=== DOCUMENT SECTION ===
- 'Crooks in Cloisters' poster
- Directed by: Jeremy Summers
- Written by: T.J. Morrison Mike Watts
- Produced by: Gordon Scott
- Starring: Ronald Fraser Barbara Windsor Grégoire Aslan Bernard Cribbins Melvyn Hayes Davy Kaye Wilfrid Brambell
- Cinematography: Harry Waxman
- Edited by: Ann Chegwidden
- Music by: Don Banks
- Production company: Associated British Picture Corporation
- Distributed by: Warner-Pathé Distributors
- Release date: 11 August 1964;
- Running time: 98 minutes
- Country: United Kingdom
- Language: English

= Crooks in Cloisters =

1964 British film by Jeremy Summers

Crooks in Cloisters is a 1964 British comedy film directed by Jeremy Summers and starring Ronald Fraser, Barbara Windsor, Bernard Cribbins and Melvyn Hayes. It was written by T. J. Morrison and Mike Watts.

== Plot ==
After pulling off a train robbery by tricking the train into stopping with false signal lights, 'Little Walter' and his gang are forced to hide out on a remote Cornish island in a monastery (which they buy with their "ill-gotten gains"), disguised as monks. With them comes 'Bikini', Walter's girlfriend, who is given the job of cook to the group, despite never having cooked in her life. After a few initial setbacks, they slowly adjust to their new contemplative life of tending animals and crops, surviving the added tribulations of visits by a group of tourists and two of the real monks who had been forced to sell the monastery after falling on hard times, including Brother Lucius.

=== RAW DATA ===
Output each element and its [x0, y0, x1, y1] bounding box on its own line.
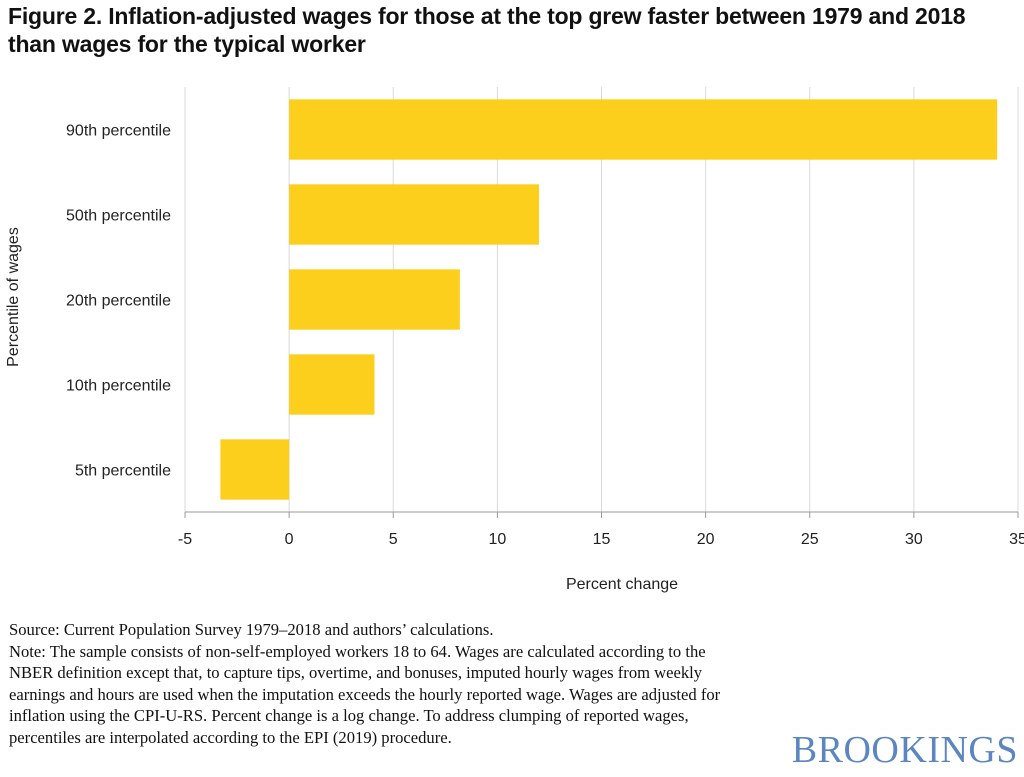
bar — [220, 439, 290, 500]
category-labels: 90th percentile 50th percentile 20th perce… — [66, 123, 171, 480]
notes: Source: Current Population Survey 1979–2… — [9, 619, 749, 749]
x-axis-title: Percent change — [566, 576, 678, 593]
x-tick-label: 10 — [488, 531, 506, 548]
x-tick-label: 5 — [389, 531, 398, 548]
x-tick-label: 30 — [905, 531, 923, 548]
bars — [220, 99, 998, 500]
category-label: 20th percentile — [66, 293, 171, 310]
x-tick-label: 0 — [285, 531, 294, 548]
bar — [289, 184, 540, 245]
y-axis-title: Percentile of wages — [5, 227, 22, 367]
x-tick-label: 35 — [1009, 531, 1024, 548]
x-tick-label: -5 — [178, 531, 192, 548]
bar — [289, 99, 998, 160]
category-label: 50th percentile — [66, 208, 171, 225]
category-label: 10th percentile — [66, 378, 171, 395]
x-tick-label: 20 — [697, 531, 715, 548]
chart-title: Figure 2. Inflation-adjusted wages for t… — [8, 3, 966, 57]
note-text: Note: The sample consists of non-self-em… — [9, 641, 721, 747]
category-label: 5th percentile — [75, 463, 171, 480]
bar-chart: -5 0 5 10 15 20 25 30 35 90th percentile 50th per… — [5, 87, 1024, 593]
source-text: Source: Current Population Survey 1979–2… — [9, 620, 494, 639]
x-tick-label: 25 — [801, 531, 819, 548]
x-axis: -5 0 5 10 15 20 25 30 35 — [178, 511, 1024, 548]
category-label: 90th percentile — [66, 123, 171, 140]
x-tick-label: 15 — [593, 531, 611, 548]
brookings-logo: BROOKINGS — [791, 729, 1018, 771]
bar — [289, 354, 375, 415]
bar — [289, 269, 460, 330]
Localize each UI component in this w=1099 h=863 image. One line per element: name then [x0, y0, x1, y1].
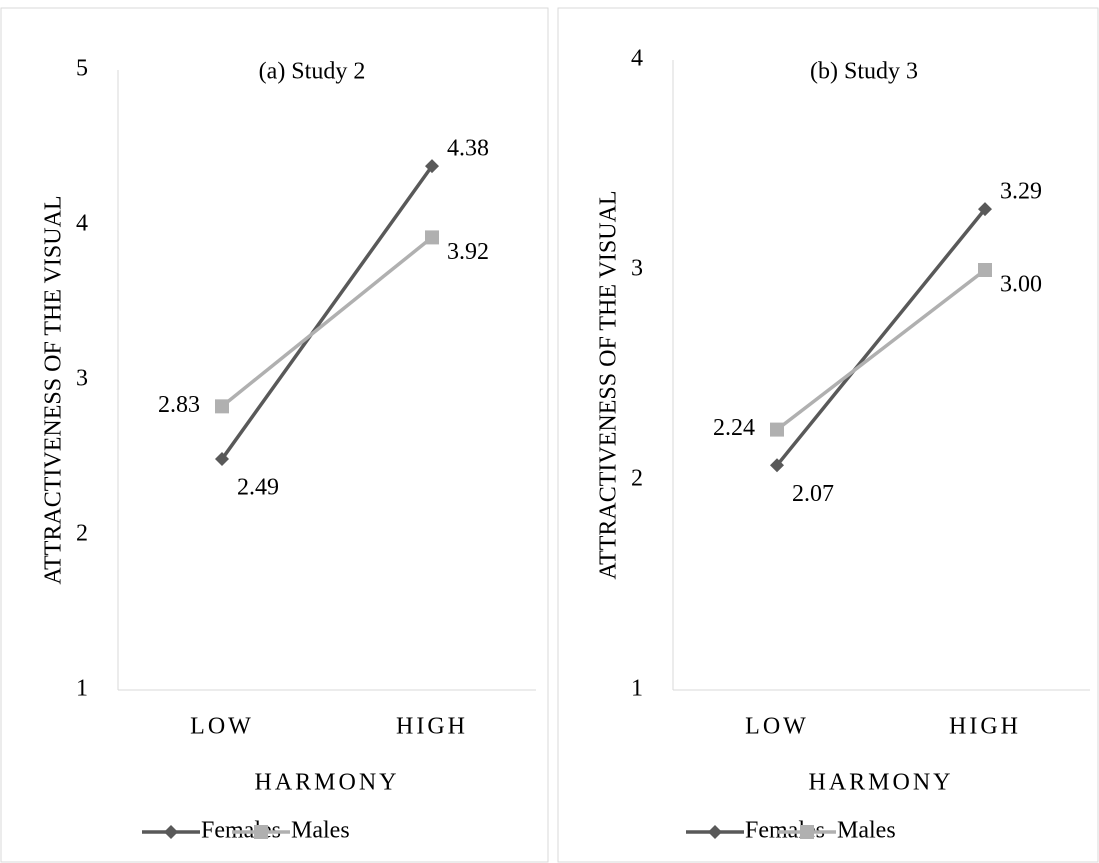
data-label: 3.00	[1000, 272, 1042, 298]
series-line	[775, 268, 987, 431]
data-label: 3.92	[447, 239, 489, 265]
series-line	[220, 165, 434, 461]
x-axis-label: HARMONY	[254, 770, 399, 796]
y-tick-label: 1	[631, 676, 643, 702]
panel-border	[0, 7, 549, 863]
data-label: 2.83	[158, 392, 200, 418]
marker	[708, 825, 722, 839]
marker	[978, 263, 992, 277]
marker	[425, 159, 439, 174]
marker	[425, 230, 439, 245]
marker	[770, 422, 784, 437]
data-label: 2.07	[792, 481, 834, 507]
y-axis-label: ATTRACTIVENESS OF THE VISUAL	[41, 195, 67, 584]
x-tick-label: LOW	[745, 714, 809, 740]
y-tick-label: 3	[76, 366, 88, 392]
marker	[800, 825, 814, 839]
y-tick-label: 2	[76, 521, 88, 547]
legend-label: Males	[291, 818, 350, 844]
marker	[215, 452, 229, 467]
x-tick-label: HIGH	[949, 714, 1021, 740]
y-tick-label: 4	[76, 211, 88, 237]
data-label: 2.49	[237, 475, 279, 501]
marker	[978, 202, 992, 217]
y-tick-label: 1	[76, 676, 88, 702]
marker	[770, 458, 784, 473]
y-axis-label: ATTRACTIVENESS OF THE VISUAL	[596, 190, 622, 579]
chart-title: (b) Study 3	[810, 59, 918, 85]
y-tick-label: 5	[76, 56, 88, 82]
marker	[164, 825, 178, 839]
legend-label: Males	[837, 818, 896, 844]
y-tick-label: 2	[631, 466, 643, 492]
data-label: 4.38	[447, 136, 489, 162]
data-label: 2.24	[713, 415, 755, 441]
x-axis-label: HARMONY	[808, 770, 953, 796]
marker	[254, 825, 268, 839]
x-tick-label: HIGH	[396, 714, 468, 740]
data-label: 3.29	[1000, 179, 1042, 205]
series-line	[220, 236, 434, 408]
marker	[215, 399, 229, 414]
y-tick-label: 3	[631, 256, 643, 282]
panel-border	[557, 7, 1099, 863]
y-tick-label: 4	[631, 46, 643, 72]
series-line	[775, 207, 987, 467]
chart-title: (a) Study 2	[259, 59, 366, 85]
x-tick-label: LOW	[190, 714, 254, 740]
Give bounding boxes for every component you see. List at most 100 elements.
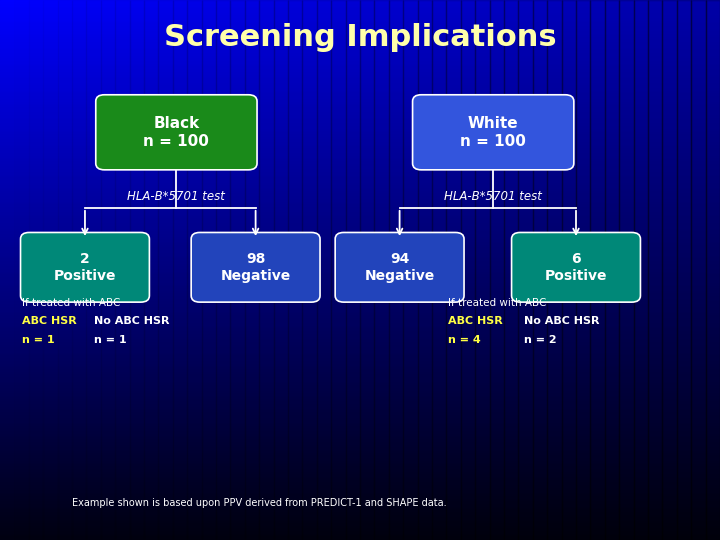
Bar xyxy=(0,435,720,437)
Bar xyxy=(0,397,720,400)
Bar xyxy=(0,146,720,148)
Bar xyxy=(0,310,720,313)
Bar xyxy=(0,373,720,375)
Bar xyxy=(0,524,720,526)
Bar xyxy=(0,111,720,113)
Bar xyxy=(0,370,720,373)
Bar xyxy=(0,211,720,213)
Bar xyxy=(0,408,720,410)
Bar xyxy=(0,62,720,65)
Bar xyxy=(0,8,720,11)
Bar xyxy=(245,0,259,540)
Bar xyxy=(0,192,720,194)
Text: 94
Negative: 94 Negative xyxy=(364,252,435,283)
Bar xyxy=(0,86,720,89)
Bar xyxy=(0,537,720,540)
Bar xyxy=(0,275,720,278)
Bar xyxy=(0,381,720,383)
Bar xyxy=(0,456,720,459)
Bar xyxy=(0,205,720,208)
Bar xyxy=(547,0,562,540)
Bar xyxy=(0,319,720,321)
Bar xyxy=(0,154,720,157)
Bar xyxy=(0,186,720,189)
Bar xyxy=(0,108,720,111)
Bar xyxy=(518,0,533,540)
Bar xyxy=(0,273,720,275)
Bar xyxy=(0,483,720,486)
Bar xyxy=(0,243,720,246)
Bar xyxy=(346,0,360,540)
Bar xyxy=(0,278,720,281)
Bar xyxy=(0,300,720,302)
Bar xyxy=(0,346,720,348)
Bar xyxy=(202,0,216,540)
Bar xyxy=(0,332,720,335)
Bar xyxy=(173,0,187,540)
Bar xyxy=(0,265,720,267)
Bar xyxy=(0,132,720,135)
Bar xyxy=(0,427,720,429)
Bar xyxy=(0,189,720,192)
Bar xyxy=(0,170,720,173)
Text: n = 4: n = 4 xyxy=(448,335,480,345)
Bar xyxy=(0,11,720,14)
Bar xyxy=(0,383,720,386)
Bar xyxy=(0,518,720,521)
Bar xyxy=(0,202,720,205)
Text: No ABC HSR: No ABC HSR xyxy=(524,316,600,326)
Bar xyxy=(0,0,14,540)
Bar xyxy=(0,402,720,405)
Bar xyxy=(0,394,720,397)
Bar xyxy=(634,0,648,540)
Bar xyxy=(288,0,302,540)
Bar xyxy=(0,200,720,202)
Bar xyxy=(0,22,720,24)
Bar xyxy=(101,0,115,540)
Bar xyxy=(0,238,720,240)
Bar xyxy=(86,0,101,540)
Bar xyxy=(0,5,720,8)
Bar xyxy=(0,294,720,297)
Bar xyxy=(0,70,720,73)
Bar xyxy=(0,14,720,16)
Bar xyxy=(0,224,720,227)
Bar xyxy=(0,313,720,316)
Bar xyxy=(0,84,720,86)
Text: n = 1: n = 1 xyxy=(94,335,126,345)
Bar xyxy=(43,0,58,540)
Bar xyxy=(0,178,720,181)
Bar xyxy=(374,0,389,540)
Bar xyxy=(0,240,720,243)
Bar xyxy=(0,529,720,532)
Bar xyxy=(0,286,720,289)
Bar xyxy=(0,251,720,254)
Bar xyxy=(130,0,144,540)
Bar xyxy=(331,0,346,540)
Bar xyxy=(0,3,720,5)
Bar xyxy=(0,116,720,119)
Bar xyxy=(0,227,720,229)
Text: n = 2: n = 2 xyxy=(524,335,557,345)
Bar xyxy=(691,0,706,540)
Text: ABC HSR: ABC HSR xyxy=(22,316,76,326)
Bar xyxy=(0,256,720,259)
Bar xyxy=(0,0,720,3)
Bar xyxy=(0,78,720,81)
Text: 98
Negative: 98 Negative xyxy=(220,252,291,283)
Bar xyxy=(662,0,677,540)
Bar xyxy=(0,105,720,108)
Text: If treated with ABC: If treated with ABC xyxy=(22,299,120,308)
Bar xyxy=(0,81,720,84)
Bar xyxy=(0,130,720,132)
Bar xyxy=(0,181,720,184)
Bar xyxy=(259,0,274,540)
Bar xyxy=(0,297,720,300)
Bar xyxy=(0,535,720,537)
Bar xyxy=(475,0,490,540)
Bar xyxy=(0,335,720,338)
Bar xyxy=(389,0,403,540)
Bar xyxy=(0,184,720,186)
Bar xyxy=(533,0,547,540)
Bar xyxy=(0,219,720,221)
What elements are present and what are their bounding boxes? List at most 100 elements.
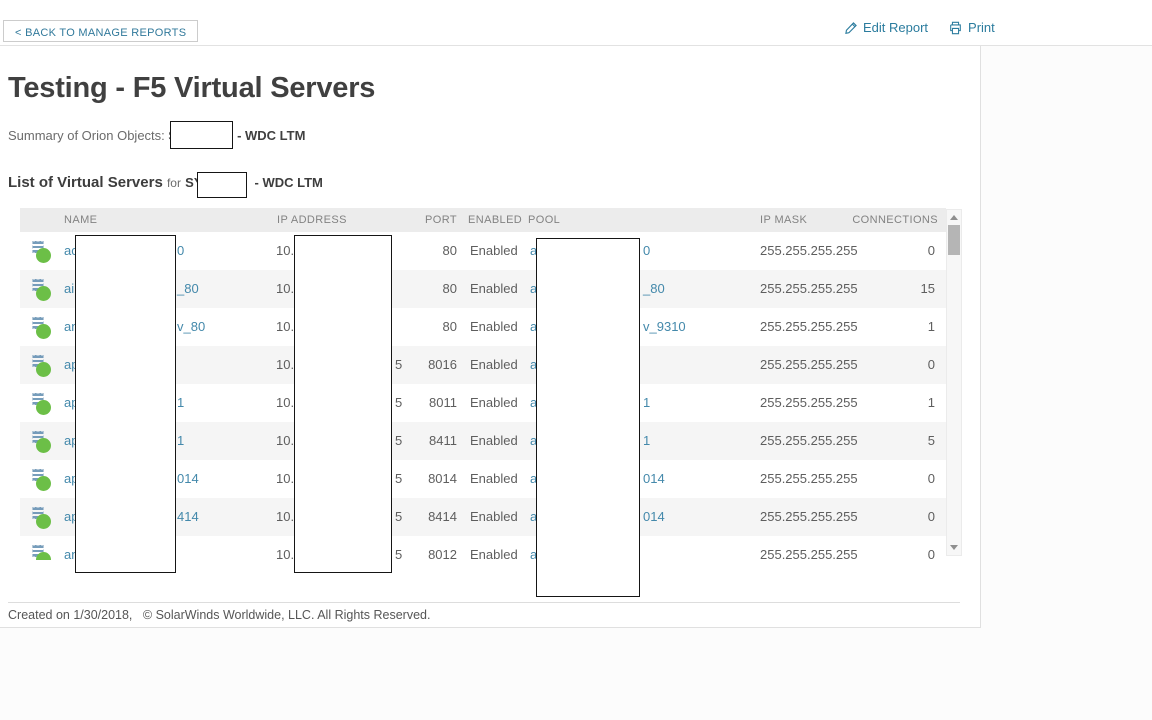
port-value: 8014 bbox=[428, 471, 457, 486]
virtual-server-name-link-suffix[interactable]: 0 bbox=[177, 243, 185, 258]
edit-report-button[interactable]: Edit Report bbox=[844, 20, 928, 35]
ip-address: 10. bbox=[276, 357, 295, 372]
table-scrollbar[interactable] bbox=[946, 209, 962, 556]
port-value: 8016 bbox=[428, 357, 457, 372]
column-header-pool: POOL bbox=[528, 214, 561, 226]
virtual-server-name-link[interactable]: an bbox=[64, 319, 79, 334]
virtual-server-name-link[interactable]: ap bbox=[64, 357, 79, 372]
ip-mask-value: 255.255.255.255 bbox=[760, 547, 858, 560]
status-up-icon bbox=[36, 552, 51, 560]
enabled-status: Enabled bbox=[470, 243, 518, 258]
pool-link-suffix[interactable]: 1 bbox=[643, 395, 651, 410]
ip-address: 10. bbox=[276, 509, 295, 524]
virtual-server-name-link[interactable]: an bbox=[64, 547, 79, 560]
list-title: List of Virtual Servers bbox=[8, 174, 163, 191]
redaction-box-pool-column bbox=[536, 238, 640, 597]
pool-link[interactable]: a bbox=[530, 509, 538, 524]
virtual-server-name-link-suffix[interactable]: _80 bbox=[177, 281, 199, 296]
enabled-status: Enabled bbox=[470, 395, 518, 410]
ip-address-suffix: 5 bbox=[395, 547, 403, 560]
port-value: 8411 bbox=[429, 433, 457, 448]
pool-link-suffix[interactable]: v_9310 bbox=[643, 319, 686, 334]
ip-mask-value: 255.255.255.255 bbox=[760, 243, 858, 258]
ip-address: 10. bbox=[276, 395, 295, 410]
pool-link[interactable]: a bbox=[530, 319, 538, 334]
edit-report-label: Edit Report bbox=[863, 20, 929, 35]
pool-link[interactable]: a bbox=[530, 547, 538, 560]
redaction-box-summary bbox=[170, 121, 233, 149]
ip-mask-value: 255.255.255.255 bbox=[760, 281, 858, 296]
virtual-server-name-link-suffix[interactable]: 1 bbox=[177, 395, 185, 410]
pool-link-suffix[interactable]: 0 bbox=[643, 243, 651, 258]
column-header-enabled: ENABLED bbox=[468, 214, 523, 226]
ip-address-suffix: 5 bbox=[395, 395, 403, 410]
virtual-server-name-link[interactable]: ap bbox=[64, 509, 79, 524]
scroll-up-arrow-icon[interactable] bbox=[950, 215, 958, 220]
column-header-connections: CONNECTIONS bbox=[852, 214, 938, 226]
virtual-server-icon bbox=[32, 393, 54, 415]
virtual-server-name-link[interactable]: ap bbox=[64, 395, 79, 410]
virtual-server-icon bbox=[32, 241, 54, 263]
summary-label: Summary of Orion Objects: bbox=[8, 128, 165, 143]
virtual-server-icon bbox=[32, 507, 54, 529]
pool-link[interactable]: a bbox=[530, 433, 538, 448]
port-value: 80 bbox=[442, 243, 457, 258]
ip-address-suffix: 5 bbox=[395, 357, 403, 372]
page-title: Testing - F5 Virtual Servers bbox=[8, 72, 376, 104]
back-to-manage-reports-button[interactable]: < BACK TO MANAGE REPORTS bbox=[3, 20, 199, 42]
enabled-status: Enabled bbox=[470, 471, 518, 486]
virtual-server-name-link-suffix[interactable]: 1 bbox=[177, 433, 185, 448]
ip-mask-value: 255.255.255.255 bbox=[760, 357, 858, 372]
port-value: 8011 bbox=[429, 395, 457, 410]
virtual-server-icon bbox=[32, 355, 54, 377]
pool-link[interactable]: a bbox=[530, 281, 538, 296]
redaction-box-ip-column bbox=[294, 235, 392, 573]
footer-text: Created on 1/30/2018, © SolarWinds World… bbox=[8, 608, 430, 622]
top-bar: < BACK TO MANAGE REPORTS Edit Report Pri… bbox=[0, 0, 1152, 46]
pool-link[interactable]: a bbox=[530, 357, 538, 372]
ip-address: 10. bbox=[276, 281, 295, 296]
footer-divider bbox=[8, 602, 960, 603]
pool-link-suffix[interactable]: 014 bbox=[643, 471, 665, 486]
redaction-box-name-column bbox=[75, 235, 176, 573]
enabled-status: Enabled bbox=[470, 509, 518, 524]
port-value: 8414 bbox=[428, 509, 457, 524]
connections-value: 0 bbox=[927, 547, 935, 560]
ip-address-suffix: 5 bbox=[395, 509, 403, 524]
ip-mask-value: 255.255.255.255 bbox=[760, 471, 858, 486]
list-heading: List of Virtual Servers for SY - WDC LTM bbox=[8, 174, 323, 191]
print-button[interactable]: Print bbox=[948, 20, 995, 35]
ip-address-suffix: 5 bbox=[395, 471, 403, 486]
summary-node-suffix: - WDC LTM bbox=[237, 128, 306, 143]
pool-link-suffix[interactable]: _80 bbox=[643, 281, 665, 296]
virtual-server-name-link[interactable]: ac bbox=[64, 243, 78, 258]
connections-value: 0 bbox=[927, 357, 935, 372]
pool-link-suffix[interactable]: 1 bbox=[643, 433, 651, 448]
column-header-port: PORT bbox=[425, 214, 457, 226]
ip-address: 10. bbox=[276, 433, 295, 448]
enabled-status: Enabled bbox=[470, 433, 518, 448]
connections-value: 1 bbox=[927, 395, 935, 410]
pool-link[interactable]: a bbox=[530, 243, 538, 258]
pool-link[interactable]: a bbox=[530, 395, 538, 410]
virtual-server-name-link[interactable]: ap bbox=[64, 471, 79, 486]
connections-value: 0 bbox=[927, 243, 935, 258]
connections-value: 1 bbox=[927, 319, 935, 334]
ip-address: 10. bbox=[276, 243, 295, 258]
summary-line: Summary of Orion Objects: S- WDC LTM bbox=[8, 128, 305, 143]
virtual-server-name-link[interactable]: ap bbox=[64, 433, 79, 448]
pool-link-suffix[interactable]: 014 bbox=[643, 509, 665, 524]
printer-icon bbox=[948, 21, 963, 35]
pool-link[interactable]: a bbox=[530, 471, 538, 486]
virtual-server-icon bbox=[32, 469, 54, 491]
ip-mask-value: 255.255.255.255 bbox=[760, 319, 858, 334]
scrollbar-thumb[interactable] bbox=[948, 225, 960, 255]
virtual-server-name-link-suffix[interactable]: 014 bbox=[177, 471, 199, 486]
virtual-server-name-link-suffix[interactable]: 414 bbox=[177, 509, 199, 524]
port-value: 80 bbox=[442, 319, 457, 334]
status-up-icon bbox=[36, 248, 51, 263]
scroll-down-arrow-icon[interactable] bbox=[950, 545, 958, 550]
virtual-server-name-link-suffix[interactable]: v_80 bbox=[177, 319, 206, 334]
virtual-server-name-link[interactable]: ai bbox=[64, 281, 75, 296]
virtual-server-icon bbox=[32, 545, 54, 560]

=== INSTRUCTIONS FOR THE TASK ===
Continue the Crooks in Cloisters article from where it stops.

=== TASK OUTPUT ===
Gradually, the gang adjusts to its new pastoral life, which turns out to be much to their liking. A return to a life in the city is less appealing by the day. With the help of Phineas, a fisherman, they continue to receive and dispose of stolen goods. The crooks change and are kinder and gentler, but 'Brother' Squirts begins to place bets on the dogs and the police become suspicious. When Walter decides it is safe to leave, none of them want to go, including Willy, who has fallen for June, Phineas's granddaughter; these two manage to get away safely together. Walter gives the deeds of the island to the real monks who had originally owned it, and just as the rest of the gang say goodbye, they see the police waiting for them.

==Cast==
- Ronald Fraser as Little Walter (Walt)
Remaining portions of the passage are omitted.